--- Extracted material ---
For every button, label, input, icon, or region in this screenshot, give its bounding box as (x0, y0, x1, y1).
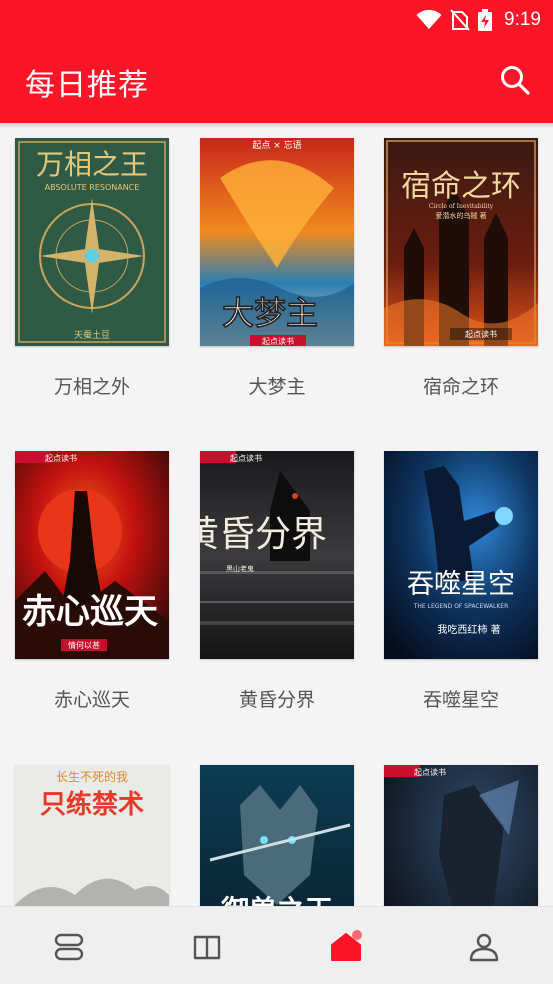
book-open-icon[interactable] (187, 927, 227, 967)
book-card[interactable]: 宿命之环 Circle of Inevitability 爱潜水的乌贼 著 起点… (384, 138, 538, 399)
book-cover[interactable]: 起点读书 赤心巡天 情何以甚 (15, 451, 169, 659)
status-time: 9:19 (504, 9, 541, 30)
recommend-home-icon[interactable] (326, 927, 366, 967)
book-card[interactable]: 起点读书 (384, 765, 538, 906)
cover-title-text: 大梦主 (222, 294, 318, 332)
status-bar: 9:19 (416, 8, 541, 32)
cover-subtitle-text: ABSOLUTE RESONANCE (45, 183, 140, 192)
battery-charging-icon (478, 9, 493, 31)
cover-top-text: 起点 × 忘语 (252, 139, 301, 151)
cover-subtitle-text: THE LEGEND OF SPACEWALKER (413, 603, 509, 610)
cover-badge-text: 起点读书 (230, 453, 262, 463)
book-card[interactable]: 万相之王 ABSOLUTE RESONANCE 天蚕土豆 万相之外 (15, 138, 169, 399)
cover-badge-text: 起点读书 (465, 329, 497, 339)
bookshelf-icon[interactable] (49, 927, 89, 967)
cover-title-text: 万相之王 (36, 148, 148, 181)
cover-badge-text: 起点读书 (45, 453, 77, 463)
book-cover[interactable]: 御兽之王 (200, 765, 354, 906)
book-title[interactable]: 宿命之环 (384, 372, 538, 399)
cover-author-text: 天蚕土豆 (74, 329, 110, 341)
cover-author-text: 我吃西红柿 著 (437, 623, 500, 636)
no-sim-icon (450, 9, 470, 31)
book-cover[interactable]: 起点 × 忘语 大梦主 起点读书 (200, 138, 354, 346)
book-cover[interactable]: 吞噬星空 THE LEGEND OF SPACEWALKER 我吃西红柿 著 (384, 451, 538, 659)
book-title[interactable]: 万相之外 (15, 372, 169, 399)
cover-subtitle-text: Circle of Inevitability (429, 203, 494, 210)
cover-title-text: 只练禁术 (40, 789, 144, 820)
bottom-navigation (0, 906, 553, 984)
cover-badge-text: 起点读书 (262, 336, 294, 346)
cover-title-text: 赤心巡天 (22, 592, 158, 632)
book-cover[interactable]: 长生不死的我 只练禁术 (15, 765, 169, 906)
book-card[interactable]: 起点读书 黄昏分界 黑山老鬼 黄昏分界 (200, 451, 354, 712)
page-title: 每日推荐 (25, 68, 149, 103)
cover-title-text: 宿命之环 (401, 169, 521, 204)
cover-author-text: 情何以甚 (68, 640, 100, 650)
book-card[interactable]: 长生不死的我 只练禁术 (15, 765, 169, 906)
book-cover[interactable]: 起点读书 黄昏分界 黑山老鬼 (200, 451, 354, 659)
cover-title-text: 吞噬星空 (407, 569, 515, 600)
profile-icon[interactable] (464, 927, 504, 967)
cover-author-text: 爱潜水的乌贼 著 (435, 211, 486, 220)
book-grid: 万相之王 ABSOLUTE RESONANCE 天蚕土豆 万相之外 起点 × 忘… (0, 123, 553, 906)
cover-badge-text: 起点读书 (414, 767, 446, 777)
search-icon[interactable] (499, 64, 531, 96)
book-title[interactable]: 大梦主 (200, 372, 354, 399)
book-title[interactable]: 吞噬星空 (384, 685, 538, 712)
wifi-icon (416, 10, 442, 29)
book-cover[interactable]: 起点读书 (384, 765, 538, 906)
cover-author-text: 黑山老鬼 (226, 564, 254, 573)
cover-top-text: 长生不死的我 (56, 769, 128, 784)
cover-title-text: 黄昏分界 (200, 514, 327, 555)
book-card[interactable]: 起点读书 赤心巡天 情何以甚 赤心巡天 (15, 451, 169, 712)
book-title[interactable]: 黄昏分界 (200, 685, 354, 712)
book-card[interactable]: 吞噬星空 THE LEGEND OF SPACEWALKER 我吃西红柿 著 吞… (384, 451, 538, 712)
book-title[interactable]: 赤心巡天 (15, 685, 169, 712)
book-card[interactable]: 御兽之王 (200, 765, 354, 906)
cover-title-text: 御兽之王 (220, 894, 333, 906)
book-cover[interactable]: 宿命之环 Circle of Inevitability 爱潜水的乌贼 著 起点… (384, 138, 538, 346)
book-card[interactable]: 起点 × 忘语 大梦主 起点读书 大梦主 (200, 138, 354, 399)
top-app-bar: 9:19 每日推荐 (0, 0, 553, 123)
book-cover[interactable]: 万相之王 ABSOLUTE RESONANCE 天蚕土豆 (15, 138, 169, 346)
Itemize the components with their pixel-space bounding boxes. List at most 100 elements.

--- Task brief ---
Please copy the lines from the line with "book-open-icon[interactable] (187, 927, 227, 967)" up to and including the line with "search-icon[interactable] (499, 64, 531, 96)", with no changes.

--- Solution for this task ---
book-open-icon[interactable] (187, 927, 227, 967)
book-card[interactable]: 宿命之环 Circle of Inevitability 爱潜水的乌贼 著 起点… (384, 138, 538, 399)
book-cover[interactable]: 起点读书 赤心巡天 情何以甚 (15, 451, 169, 659)
status-time: 9:19 (504, 9, 541, 30)
recommend-home-icon[interactable] (326, 927, 366, 967)
book-card[interactable]: 起点读书 (384, 765, 538, 906)
cover-title-text: 大梦主 (222, 294, 318, 332)
status-bar: 9:19 (416, 8, 541, 32)
cover-subtitle-text: ABSOLUTE RESONANCE (45, 183, 140, 192)
battery-charging-icon (478, 9, 493, 31)
cover-top-text: 起点 × 忘语 (252, 139, 301, 151)
cover-subtitle-text: THE LEGEND OF SPACEWALKER (413, 603, 509, 610)
cover-badge-text: 起点读书 (230, 453, 262, 463)
book-card[interactable]: 万相之王 ABSOLUTE RESONANCE 天蚕土豆 万相之外 (15, 138, 169, 399)
cover-badge-text: 起点读书 (465, 329, 497, 339)
bookshelf-icon[interactable] (49, 927, 89, 967)
cover-title-text: 万相之王 (36, 148, 148, 181)
cover-badge-text: 起点读书 (45, 453, 77, 463)
book-cover[interactable]: 御兽之王 (200, 765, 354, 906)
book-title[interactable]: 宿命之环 (384, 372, 538, 399)
cover-author-text: 天蚕土豆 (74, 329, 110, 341)
cover-author-text: 我吃西红柿 著 (437, 623, 500, 636)
no-sim-icon (450, 9, 470, 31)
book-cover[interactable]: 起点 × 忘语 大梦主 起点读书 (200, 138, 354, 346)
book-cover[interactable]: 吞噬星空 THE LEGEND OF SPACEWALKER 我吃西红柿 著 (384, 451, 538, 659)
book-title[interactable]: 万相之外 (15, 372, 169, 399)
cover-subtitle-text: Circle of Inevitability (429, 203, 494, 210)
cover-title-text: 只练禁术 (40, 789, 144, 820)
bottom-navigation (0, 906, 553, 984)
cover-badge-text: 起点读书 (262, 336, 294, 346)
cover-title-text: 赤心巡天 (22, 592, 158, 632)
book-cover[interactable]: 长生不死的我 只练禁术 (15, 765, 169, 906)
book-card[interactable]: 起点读书 黄昏分界 黑山老鬼 黄昏分界 (200, 451, 354, 712)
page-title: 每日推荐 (25, 68, 149, 103)
cover-title-text: 宿命之环 (401, 169, 521, 204)
cover-author-text: 情何以甚 (68, 640, 100, 650)
book-card[interactable]: 长生不死的我 只练禁术 (15, 765, 169, 906)
book-cover[interactable]: 起点读书 黄昏分界 黑山老鬼 (200, 451, 354, 659)
cover-title-text: 吞噬星空 (407, 569, 515, 600)
profile-icon[interactable] (464, 927, 504, 967)
cover-author-text: 爱潜水的乌贼 著 (435, 211, 486, 220)
book-grid: 万相之王 ABSOLUTE RESONANCE 天蚕土豆 万相之外 起点 × 忘… (0, 123, 553, 906)
cover-badge-text: 起点读书 (414, 767, 446, 777)
search-icon[interactable] (499, 64, 531, 96)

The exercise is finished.